*Description of the task:*
Copy every line that contains the string "plans" from the entries below.

*Data in this exercise:*
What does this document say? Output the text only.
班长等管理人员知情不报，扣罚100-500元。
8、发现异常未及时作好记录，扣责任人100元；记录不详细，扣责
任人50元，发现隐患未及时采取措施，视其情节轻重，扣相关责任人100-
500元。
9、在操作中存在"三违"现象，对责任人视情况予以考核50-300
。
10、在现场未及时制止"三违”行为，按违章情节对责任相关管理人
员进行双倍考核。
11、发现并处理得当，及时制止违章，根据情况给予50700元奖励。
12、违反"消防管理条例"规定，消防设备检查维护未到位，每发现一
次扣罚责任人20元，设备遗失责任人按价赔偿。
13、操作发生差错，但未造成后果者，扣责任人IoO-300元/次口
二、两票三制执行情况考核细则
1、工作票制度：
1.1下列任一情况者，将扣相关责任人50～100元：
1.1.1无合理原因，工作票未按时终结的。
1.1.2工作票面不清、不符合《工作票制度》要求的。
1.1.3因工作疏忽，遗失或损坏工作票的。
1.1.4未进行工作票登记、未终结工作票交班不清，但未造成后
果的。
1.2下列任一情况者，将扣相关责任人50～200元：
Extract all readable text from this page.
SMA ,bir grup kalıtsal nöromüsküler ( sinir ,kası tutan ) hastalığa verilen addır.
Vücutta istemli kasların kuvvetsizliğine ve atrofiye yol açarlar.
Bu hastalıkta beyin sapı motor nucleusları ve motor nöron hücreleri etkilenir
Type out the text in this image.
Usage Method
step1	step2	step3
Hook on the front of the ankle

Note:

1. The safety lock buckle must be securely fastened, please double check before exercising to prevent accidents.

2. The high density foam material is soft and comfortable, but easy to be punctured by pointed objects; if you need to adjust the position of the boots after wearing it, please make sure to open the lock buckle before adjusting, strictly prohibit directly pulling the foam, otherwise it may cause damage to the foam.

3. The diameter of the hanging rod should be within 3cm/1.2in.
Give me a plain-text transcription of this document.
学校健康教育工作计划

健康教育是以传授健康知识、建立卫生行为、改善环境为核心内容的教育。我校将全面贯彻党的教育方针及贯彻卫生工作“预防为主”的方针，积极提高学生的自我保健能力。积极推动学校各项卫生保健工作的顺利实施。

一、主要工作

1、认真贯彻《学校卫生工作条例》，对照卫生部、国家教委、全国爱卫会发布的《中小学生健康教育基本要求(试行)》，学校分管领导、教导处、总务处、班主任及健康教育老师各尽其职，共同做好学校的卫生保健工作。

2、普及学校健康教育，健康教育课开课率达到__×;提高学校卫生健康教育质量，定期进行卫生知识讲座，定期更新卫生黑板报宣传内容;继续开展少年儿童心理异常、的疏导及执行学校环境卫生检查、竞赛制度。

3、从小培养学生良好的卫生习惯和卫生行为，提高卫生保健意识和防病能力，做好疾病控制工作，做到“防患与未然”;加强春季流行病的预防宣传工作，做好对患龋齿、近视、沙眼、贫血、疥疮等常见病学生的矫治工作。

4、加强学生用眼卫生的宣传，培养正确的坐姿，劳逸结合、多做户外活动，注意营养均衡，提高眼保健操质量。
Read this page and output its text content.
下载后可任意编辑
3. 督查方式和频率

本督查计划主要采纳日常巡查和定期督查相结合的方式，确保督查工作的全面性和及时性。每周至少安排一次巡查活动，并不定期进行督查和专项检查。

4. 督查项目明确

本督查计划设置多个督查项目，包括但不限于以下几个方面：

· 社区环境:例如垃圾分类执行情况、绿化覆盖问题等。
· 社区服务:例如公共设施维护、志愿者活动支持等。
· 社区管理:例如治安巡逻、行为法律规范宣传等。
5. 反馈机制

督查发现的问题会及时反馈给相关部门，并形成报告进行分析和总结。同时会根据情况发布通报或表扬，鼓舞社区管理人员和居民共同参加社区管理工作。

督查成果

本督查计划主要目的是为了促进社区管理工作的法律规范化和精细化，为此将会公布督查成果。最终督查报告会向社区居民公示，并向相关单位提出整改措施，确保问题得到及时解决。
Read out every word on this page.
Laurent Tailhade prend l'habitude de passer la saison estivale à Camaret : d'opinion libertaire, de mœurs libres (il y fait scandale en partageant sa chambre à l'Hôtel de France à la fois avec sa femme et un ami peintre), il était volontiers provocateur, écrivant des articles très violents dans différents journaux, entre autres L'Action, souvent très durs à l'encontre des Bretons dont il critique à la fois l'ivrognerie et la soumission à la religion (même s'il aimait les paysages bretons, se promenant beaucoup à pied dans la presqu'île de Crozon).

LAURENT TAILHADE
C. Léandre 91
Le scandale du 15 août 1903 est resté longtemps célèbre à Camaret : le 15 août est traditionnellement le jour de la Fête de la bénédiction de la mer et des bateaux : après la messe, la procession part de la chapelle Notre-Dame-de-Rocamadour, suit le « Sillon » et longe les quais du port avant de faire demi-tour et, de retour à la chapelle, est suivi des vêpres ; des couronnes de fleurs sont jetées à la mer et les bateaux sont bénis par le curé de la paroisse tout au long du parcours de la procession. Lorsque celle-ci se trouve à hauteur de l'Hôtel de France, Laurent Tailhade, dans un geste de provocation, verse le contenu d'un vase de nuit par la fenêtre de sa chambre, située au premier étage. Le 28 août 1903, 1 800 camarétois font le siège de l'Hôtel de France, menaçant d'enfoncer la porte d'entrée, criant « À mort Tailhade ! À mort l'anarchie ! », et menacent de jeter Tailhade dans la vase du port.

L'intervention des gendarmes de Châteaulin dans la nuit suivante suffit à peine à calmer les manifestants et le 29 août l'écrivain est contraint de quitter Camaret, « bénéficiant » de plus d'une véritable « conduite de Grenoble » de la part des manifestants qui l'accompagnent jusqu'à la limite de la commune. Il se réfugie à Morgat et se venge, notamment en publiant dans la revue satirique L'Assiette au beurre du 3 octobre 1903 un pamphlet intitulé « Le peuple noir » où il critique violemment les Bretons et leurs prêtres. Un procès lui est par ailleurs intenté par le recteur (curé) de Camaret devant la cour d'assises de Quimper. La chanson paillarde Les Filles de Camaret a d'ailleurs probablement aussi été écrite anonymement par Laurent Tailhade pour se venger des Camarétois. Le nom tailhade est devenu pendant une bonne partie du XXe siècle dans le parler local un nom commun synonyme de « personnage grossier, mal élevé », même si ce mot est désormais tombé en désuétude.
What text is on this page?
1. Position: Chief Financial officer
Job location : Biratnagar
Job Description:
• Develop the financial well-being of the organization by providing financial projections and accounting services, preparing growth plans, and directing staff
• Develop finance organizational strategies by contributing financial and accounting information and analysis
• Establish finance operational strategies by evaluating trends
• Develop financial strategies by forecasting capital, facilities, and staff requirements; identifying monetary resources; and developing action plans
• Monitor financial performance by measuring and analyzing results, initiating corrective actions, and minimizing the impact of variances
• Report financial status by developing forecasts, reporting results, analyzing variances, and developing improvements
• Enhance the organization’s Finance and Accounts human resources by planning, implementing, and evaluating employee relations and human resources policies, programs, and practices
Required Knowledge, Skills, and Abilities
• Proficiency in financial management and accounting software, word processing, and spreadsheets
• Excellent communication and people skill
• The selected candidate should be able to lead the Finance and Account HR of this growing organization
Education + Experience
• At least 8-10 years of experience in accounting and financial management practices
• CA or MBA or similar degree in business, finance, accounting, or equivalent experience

*Exercise solution:*
• Develop the financial well-being of the organization by providing financial projections and accounting services, preparing growth plans, and directing staff
• Develop financial strategies by forecasting capital, facilities, and staff requirements; identifying monetary resources; and developing action plans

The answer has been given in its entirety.